### EXERCISE PROMPT
Edit the data from its first line through the line containing "slice-value-label: 25% bbox=[147, 575, 195, 601]", replacing "pie-slice" with "wedge" and changing nothing else.
------ TASK MATERIAL
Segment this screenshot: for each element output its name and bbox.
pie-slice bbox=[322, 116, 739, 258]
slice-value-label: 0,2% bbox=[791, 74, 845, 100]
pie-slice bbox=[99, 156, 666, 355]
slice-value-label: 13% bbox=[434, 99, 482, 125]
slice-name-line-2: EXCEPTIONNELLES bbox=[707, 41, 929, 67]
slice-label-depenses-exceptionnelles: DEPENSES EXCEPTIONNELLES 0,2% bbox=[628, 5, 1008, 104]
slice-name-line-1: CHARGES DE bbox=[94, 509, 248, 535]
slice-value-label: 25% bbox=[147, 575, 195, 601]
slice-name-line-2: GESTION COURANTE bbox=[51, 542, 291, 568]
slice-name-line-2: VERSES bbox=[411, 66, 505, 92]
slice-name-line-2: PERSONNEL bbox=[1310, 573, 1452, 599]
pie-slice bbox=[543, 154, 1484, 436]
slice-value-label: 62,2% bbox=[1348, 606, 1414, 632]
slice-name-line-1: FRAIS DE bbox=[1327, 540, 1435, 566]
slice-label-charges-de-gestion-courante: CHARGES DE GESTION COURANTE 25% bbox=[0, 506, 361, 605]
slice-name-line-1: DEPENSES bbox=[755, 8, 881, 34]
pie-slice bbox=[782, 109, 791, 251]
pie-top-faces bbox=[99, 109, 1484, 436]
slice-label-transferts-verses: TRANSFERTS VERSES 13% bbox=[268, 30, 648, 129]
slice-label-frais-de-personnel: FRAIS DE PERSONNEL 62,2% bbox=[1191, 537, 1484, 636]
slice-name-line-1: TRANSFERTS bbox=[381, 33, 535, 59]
------------
### EXERCISE SOLUTION
Segment this screenshot: for each element output its name and bbox.
wedge bbox=[322, 116, 739, 258]
slice-value-label: 0,2% bbox=[791, 74, 845, 100]
wedge bbox=[99, 156, 666, 355]
slice-value-label: 13% bbox=[434, 99, 482, 125]
slice-name-line-2: EXCEPTIONNELLES bbox=[707, 41, 929, 67]
slice-label-depenses-exceptionnelles: DEPENSES EXCEPTIONNELLES 0,2% bbox=[628, 5, 1008, 104]
slice-name-line-1: CHARGES DE bbox=[94, 509, 248, 535]
slice-value-label: 25% bbox=[147, 575, 195, 601]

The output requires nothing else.